**SET TASK:**
Gather up the lines that contain "наши".

**RECORDS FOR THE TASK:**

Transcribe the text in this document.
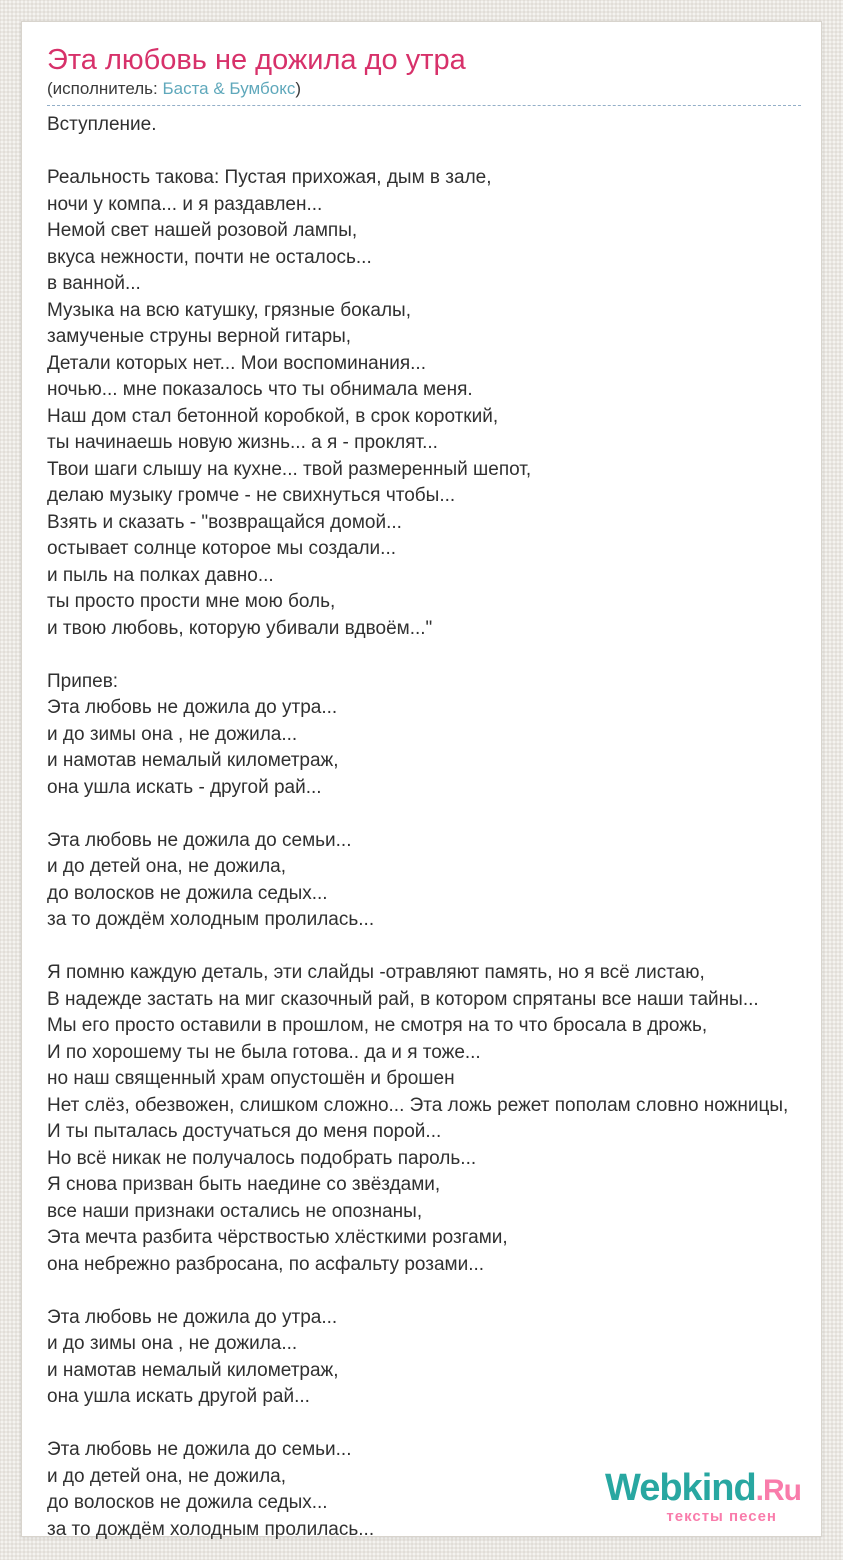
Эта любовь не дожила до утра
(исполнитель: Баста & Бумбокс)
Вступление.

Реальность такова: Пустая прихожая, дым в зале,
ночи у компа... и я раздавлен...
Немой свет нашей розовой лампы,
вкуса нежности, почти не осталось...
в ванной...
Музыка на всю катушку, грязные бокалы,
замученые струны верной гитары,
Детали которых нет... Мои воспоминания...
ночью... мне показалось что ты обнимала меня.
Наш дом стал бетонной коробкой, в срок короткий,
ты начинаешь новую жизнь... а я - проклят...
Твои шаги слышу на кухне... твой размеренный шепот,
делаю музыку громче - не свихнуться чтобы...
Взять и сказать - "возвращайся домой...
остывает солнце которое мы создали...
и пыль на полках давно...
ты просто прости мне мою боль,
и твою любовь, которую убивали вдвоём..."

Припев:
Эта любовь не дожила до утра...
и до зимы она , не дожила...
и намотав немалый километраж,
она ушла искать - другой рай...

Эта любовь не дожила до семьи...
и до детей она, не дожила,
до волосков не дожила седых...
за то дождём холодным пролилась...

Я помню каждую деталь, эти слайды -отравляют память, но я всё листаю,
В надежде застать на миг сказочный рай, в котором спрятаны все наши тайны...
Мы его просто оставили в прошлом, не смотря на то что бросала в дрожь,
И по хорошему ты не была готова.. да и я тоже...
но наш священный храм опустошён и брошен
Нет слёз, обезвожен, слишком сложно... Эта ложь режет пополам словно ножницы,
И ты пыталась достучаться до меня порой...
Но всё никак не получалось подобрать пароль...
Я снова призван быть наедине со звёздами,
все наши признаки остались не опознаны,
Эта мечта разбита чёрствостью хлёсткими розгами,
она небрежно разбросана, по асфальту розами...

Эта любовь не дожила до утра...
и до зимы она , не дожила...
и намотав немалый километраж,
она ушла искать другой рай...

Эта любовь не дожила до семьи...
и до детей она, не дожила,
до волосков не дожила седых...
за то дождём холодным пролилась...
Webkind.Ru
тексты песен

**WORKED SOLUTION:**
В надежде застать на миг сказочный рай, в котором спрятаны все наши тайны...
все наши признаки остались не опознаны,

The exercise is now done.